SET EXERCISE - Extract the lines that carry the string "сприяють" from the listing.

LISTING -
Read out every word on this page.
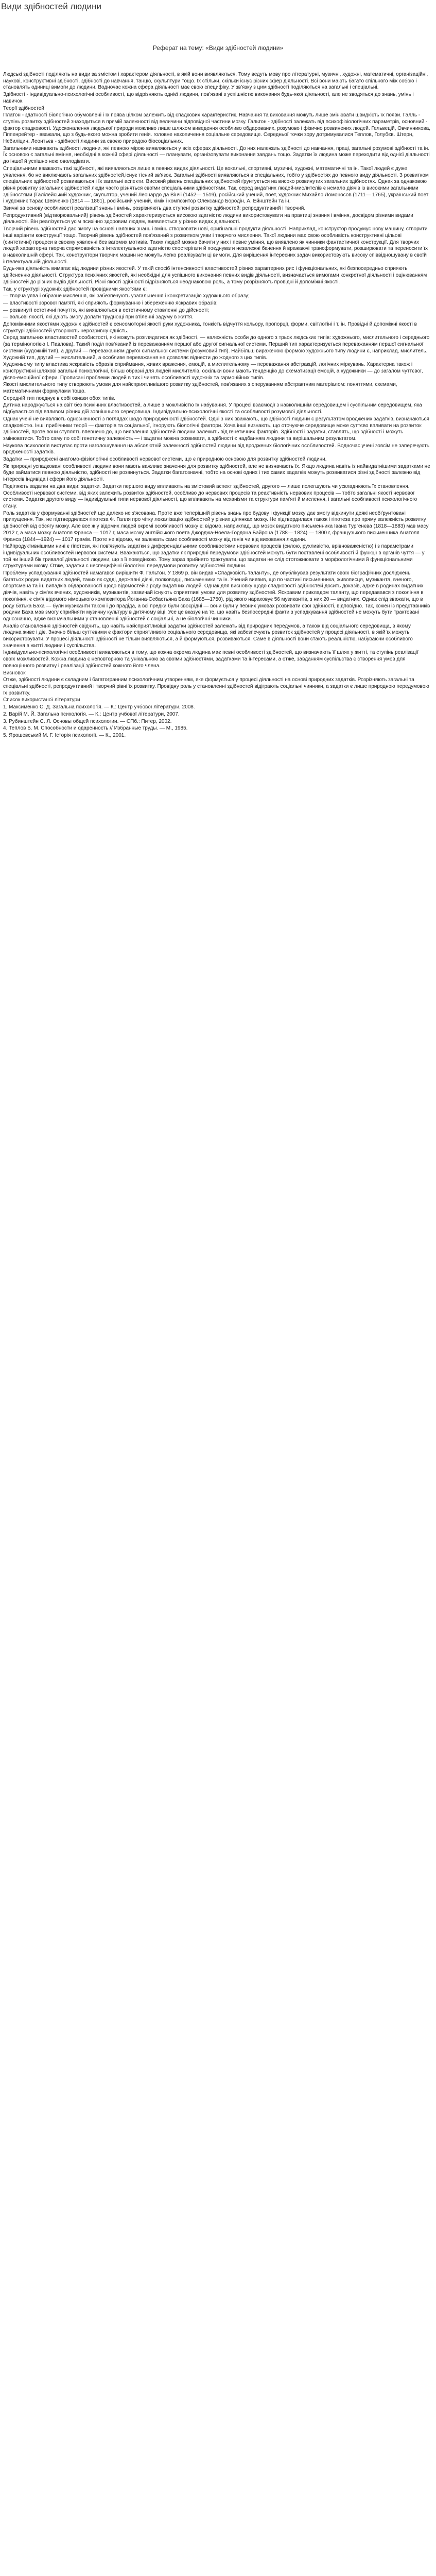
Види здібностей людини
Реферат на тему: «Види здібностей людини»

Людські здібності поділяють на види за змістом і характером діяльності, в якій вони виявляються. Тому ведуть мову про літературні, музичні, художні, математичні, організаційні, наукові, конструктивні здібності, здібності до навчання, танцю, скульптури тощо. Іх стільки, скільки існує різних сфер діяльності. Всі вони мають багато спільного між собою і становлять одиниці вимоги до людини. Водночас кожна сфера діяльності має свою специфіку. У зв'язку з цим здібності поділяються на загальні і спеціальні.

Здібності - індивідуально-психологічні особливості, що відрізняють однієї людини, пов'язані з успішністю виконання будь-якої діяльності, але не зводяться до знань, умінь і навичок.

Теорії здібностей

Платон - здатності біологічно обумовлені і їх поява цілком залежить від спадкових характеристик. Навчання та виховання можуть лише змінювати швидкість їх появи. Галль - ступінь розвитку здібностей знаходиться в прямій залежності від величини відповідної частини мозку. Гальтон - здібності залежать від психофізіологічних параметрів, основний - фактор спадковості. Удосконалення людської природи можливо лише шляхом виведення особливо обдарованих, розумово і фізично розвинених людей. Гельвецій, Овчинникова, Гіппенрейтер - вважали, що з будь-якого можна зробити генія. головне накопичення соціальне середовище. Середньої точки зору дотримувалися Теплов, Голубєв. Штерн, Небиліцин. Леонтьєв - здібності людини за своєю природою біосоціальних.

Загальними називають здібності людини, які певною мірою виявляються у всіх сферах діяльності. До них належать здібності до навчання, праці, загальні розумові здібності та ін. Їх основою є загальні вміння, необхідні в кожній сфері діяльності — планувати, організовувати виконання завдань тощо. Задатки їх людина може переходити від однієї діяльності до іншої й успішно нею оволодівати.

Спеціальними вважають такі здібності, які виявляються лише в певних видах діяльності. Це вокальні, спортивні, музичні, художні, математичні та ін. Такої людей є дуже уявлення, бо не виключають загальних здібностей,існує тісний зв'язок. Загальні здібності виявляються в спеціальних, тобто у здібностях до певного виду діяльності. З розвитком спеціальних здібностей розвиваються і їх загальні аспекти. Високий рівень спеціальних здібностей ґрунтується на високо розвинутих загальних здібностях. Однак за однаковою рівня розвитку загальних здібностей люди часто різняться своїми спеціальними здібностями. Так, серед видатних людей-мислителів є немало діячів із високими загальними здібностями (Галілейський художник, скульптор, учений Леонардо да Вінчі (1452— 1519), російський учений, поет, художник Михайло Ломоносов (1711— 1765), український поет і художник Тарас Шевченко (1814 — 1861), російський учений, хімік і композитор Олександр Бородін, А. Ейнштейн та ін.

Звичні за основу особливості реалізації знань і вмінь, розрізняють два ступені розвитку здібностей: репродуктивний і творчий.

Репродуктивний (відтворювальний) рівень здібностей характеризується високою здатністю людини використовувати на практиці знання і вміння, досвідом різними видами діяльності. Він реалізується усім психічно здоровим людям, виявляється у різних видах діяльності.

Творчий рівень здібностей дає змогу на основі наявних знань і вмінь створювати нові, оригінальні продукти діяльності. Наприклад, конструктор продумує нову машину, створити інші варіанти конструкції тощо. Творчий рівень здібностей пов'язаний з розвитком уяви і творчого мислення. Такої людини має свою особливість конструктивні цільові (синтетичні) процеси в своєму уявленні без вагомих мотивів. Таких людей можна бачити у них і певне уміння, що виявлено як чинники фантастичної конструкції. Для творчих людей характерна творча спрямованість з інтелектуальною здатністю спостерігати й поєднувати незалежні бачення й вражаючі трансформувати, розширювати та переносити їх в навколишній сфері. Так, конструктори творчих машин не можуть легко реалізувати ці вимоги. Для вирішення інтересних задач використовують високу співвідношувану в своїй інтелектуальній діяльності.

Будь-яка діяльність вимагає від людини різних якостей. У такій спосіб інтенсивності властивостей різних характерних рис і функціональних, які безпосередньо сприяють здійсненню діяльності. Структура психічних якостей, які необхідні для успішного виконання певних видів діяльності, визначається вимогами конкретної діяльності і оцінюванням здібностей до різних видів діяльності. Різні якості здібності відрізняються неоднаковою роль, а тому розрізняють провідні й допоміжні якості.

Так, у структурі художніх здібностей провідними якостями є:

— творча уява і образне мислення, які забезпечують узагальнення і конкретизацію художнього образу;

— властивості зорової пам'яті, які сприяють формуванню і збереженню яскравих образів;

— розвинуті естетичні почуття, які виявляються в естетичному ставленні до дійсності;

— вольові якості, які дають змогу долати труднощі при втіленні задуму в життя.

Допоміжними якостями художніх здібностей є сенсомоторні якості руки художника, тонкість відчуття кольору, пропорції, форми, світлотіні і т. ін. Провідні й допоміжні якості в структурі здібностей утворюють нерозривну єдність.

Серед загальних властивостей особистості, які можуть розглядатися як здібності, — належність особи до одного з трьох людських типів: художнього, мислительного і середнього (за термінологією І. Павлова). Такий поділ пов'язаний із переважанням першої або другої сигнальної системи. Перший тип характеризується переважанням першої сигнальної системи (художній тип), а другий — переважанням другої сигнальної системи (розумовий тип). Найбільш вираженою формою художнього типу людини є, наприклад, мислитель. Художній тип, другий — мислительний, а особливе переважання не дозволяє віднести до жодного з цих типів.

Художньому типу властива яскравість образів сприймання, живих враження, емоцій, а мислительному — переважання абстракцій, логічних міркувань. Характерна також і конструктивні шляхові загальні психологічні, більш образні для людей мислителів, оскільки вони мають тенденцію до схематизації емоцій, а художники — до загалом чуттєвої, дієво-емоційної сфери. Прописані проблеми людей в тих і чинять особливості художніх та гармонійних типів.

Якості мислительного типу створюють умови для найсприятливішого розвитку здібностей, пов'язаних з оперуванням абстрактним матеріалом: поняттями, схемами, математичними формулами тощо.

Середній тип поєднує в собі ознаки обох типів.

Дитина народжується на світ без психічних властивостей, а лише з можливістю їх набування. У процесі взаємодії з навколишнім середовищем і суспільним середовищем, яка відбувається під впливом різних дій зовнішнього середовища. Індивідуально-психологічні якості та особливості розумової діяльності.

Однак учені не виявляють однозначності з поглядах щодо природженості здібностей. Одні з них вважають, що здібності людини є результатом вроджених задатків, визначаються спадковістю. Інші прибічники теорії — факторів та соціальної, ігнорують біологічні фактори. Хоча інші визнають, що оточуюче середовище може суттєво впливати на розвиток здібностей, проте вони ступлять впевнено до, що виявлення здібностей людини залежить від генетичних факторів. Здібності і задатки, ставлять, що здібності і можуть змінюватися. Тобто саму по собі генетичну залежність — і задатки можна розвивати, а здібності є надбанням людини та вирішальним результатом.

Наукова психологія виступає проти наголошування на абсолютній залежності здібностей людини від вроджених біологічних особливостей. Водночас учені зовсім не заперечують вродженості задатків.

Задатки — природжені анатомо-фізіологічні особливості нервової системи, що є природною основою для розвитку здібностей людини.

Як природні успадковані особливості людини вони мають важливе значення для розвитку здібностей, але не визначають їх. Якщо людина навіть із найвидатнішими задатками не буде займатися певною діяльністю, здібності не розвинуться. Задатки багатозначні, тобто на основі одних і тих самих задатків можуть розвиватися різні здібності залежно від інтересів індивіда і сфери його діяльності.

Поділяють задатки на два види: задатки. Задатки першого виду впливають на змістовий аспект здібностей, другого — лише полегшують чи ускладнюють їх становлення. Особливості нервової системи, від яких залежить розвиток здібностей, особливо до нервових процесів та реактивність нервових процесів — тобто загальні якості нервової системи. Задатки другого виду — індивідуальні типи нервової діяльності, що впливають на механізми та структури пам'яті й мислення, і загальні особливості психологічного стану.

Роль задатків у формуванні здібностей ще далеко не з'ясована. Проте вже теперішній рівень знань про будову і функції мозку дає змогу відкинути деякі необґрунтовані припущення. Так, не підтвердилася гіпотеза Ф. Галля про чітку локалізацію здібностей у різних ділянках мозку. Не підтвердилася також і гіпотеза про пряму залежність розвитку здібностей від обсягу мозку. Але все ж у відомих людей окремі особливості мозку є: відомо, наприклад, що мозок видатного письменника Івана Тургенєва (1818—1883) мав масу 2012 г, а маса мозку Анатоля Франса — 1017 г, маса мозку англійського поета Джорджа-Ноела-Гордона Байрона (1788— 1824) — 1800 г, французького письменника Анатоля Франса (1844—1924) — 1017 грамів. Проте не відомо, чи залежать саме особливості мозку від генів чи від виховання людини.

Найпродуктивнішими нині є гіпотези, які пов'язують задатки з диференціальними особливостями нервових процесів (силою, рухливістю, врівноваженістю) і з параметрами індивідуальних особливостей нервової системи. Вважаються, що задатки як природні передумови здібностей можуть бути поставлені особливості й функції в органів чуття — у той чи інший бік тривалої діяльності людини, що з її поведінкою. Тому зараз прийнято трактувати, що задатки не слід ототожнювати з морфологічними й функціональними структурами мозку. Отже, задатки є неспецифічні біологічні передумови розвитку здібностей людини.

Проблему успадкування здібностей намагався вирішити Ф. Гальтон. У 1869 р. він видав «Спадковість таланту», де опублікував результати своїх біографічних досліджень багатьох родин видатних людей, таких як судді, державні діячі, полководці, письменники та ін. Учений виявив, що по частині письменника, живописця, музиканта, вченого, спортсмена та ін. випадків обдарованості щодо відомостей з роду видатних людей. Однак для висновку щодо спадковості здібностей досить доказів, адже в родинах видатних діячів, навіть у сім'ях вчених, художників, музикантів, зазвичай існують сприятливі умови для розвитку здібностей. Яскравим прикладом таланту, що передавався з покоління в покоління, є сім'я відомого німецького композитора Йоганна-Себастьяна Баха (1685—1750), рід якого нараховує 56 музикантів, з них 20 — видатних. Однак слід зважати, що в роду батька Баха — були музиканти також і до прадіда, а всі предки були своєрідні — вони були у певних умовах розвивати свої здібності, відповідно. Так, кожен із представників родини Баха мав змогу сприйняти музичну культуру в дитячому віці. Усе це вказує на те, що навіть безпосередні факти з успадкування здібностей не можуть бути трактовані однозначно, адже визначальними у становленні здібностей є соціальні, а не біологічні чинники.

Аналіз становлення здібностей свідчить, що навіть найсприятливіші задатки здібностей залежать від природних передумов, а також від соціального середовища, в якому людина живе і діє. Значно більш суттєвими є фактори сприятливого соціального середовища, які забезпечують розвиток здібностей у процесі діяльності, в якій їх можуть використовувати. У процесі діяльності здібності не тільки виявляються, а й формуються, розвиваються. Саме в діяльності вони стають реальністю, набуваючи особливого значення в житті людини і суспільства.

Індивідуально-психологічні особливості виявляються в тому, що кожна окрема людина має певні особливості здібностей, що визначають її шлях у житті, та ступінь реалізації своїх можливостей. Кожна людина є неповторною та унікальною за своїми здібностями, задатками та інтересами, а отже, завданням суспільства є створення умов для повноцінного розвитку і реалізації здібностей кожного його члена.

Висновок

Отже, здібності людини є складним і багатогранним психологічним утворенням, яке формується у процесі діяльності на основі природних задатків. Розрізняють загальні та спеціальні здібності, репродуктивний і творчий рівні їх розвитку. Провідну роль у становленні здібностей відіграють соціальні чинники, а задатки є лише природною передумовою їх розвитку.

Список використаної літератури

1. Максименко С. Д. Загальна психологія. — К.: Центр учбової літератури, 2008.

2. Варій М. Й. Загальна психологія. — К.: Центр учбової літератури, 2007.

3. Рубинштейн С. Л. Основы общей психологии. — СПб.: Питер, 2002.

4. Теплов Б. М. Способности и одаренность // Избранные труды. — М., 1985.

5. Ярошевський М. Г. Історія психології. — К., 2001.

TASK ANSWER -
Будь-яка діяльність вимагає від людини різних якостей. У такій спосіб інтенсивності властивостей різних характерних рис і функціональних, які безпосередньо сприяють здійсненню діяльності. Структура психічних якостей, які необхідні для успішного виконання певних видів діяльності, визначається вимогами конкретної діяльності і оцінюванням здібностей до різних видів діяльності. Різні якості здібності відрізняються неоднаковою роль, а тому розрізняють провідні й допоміжні якості.
— властивості зорової пам'яті, які сприяють формуванню і збереженню яскравих образів;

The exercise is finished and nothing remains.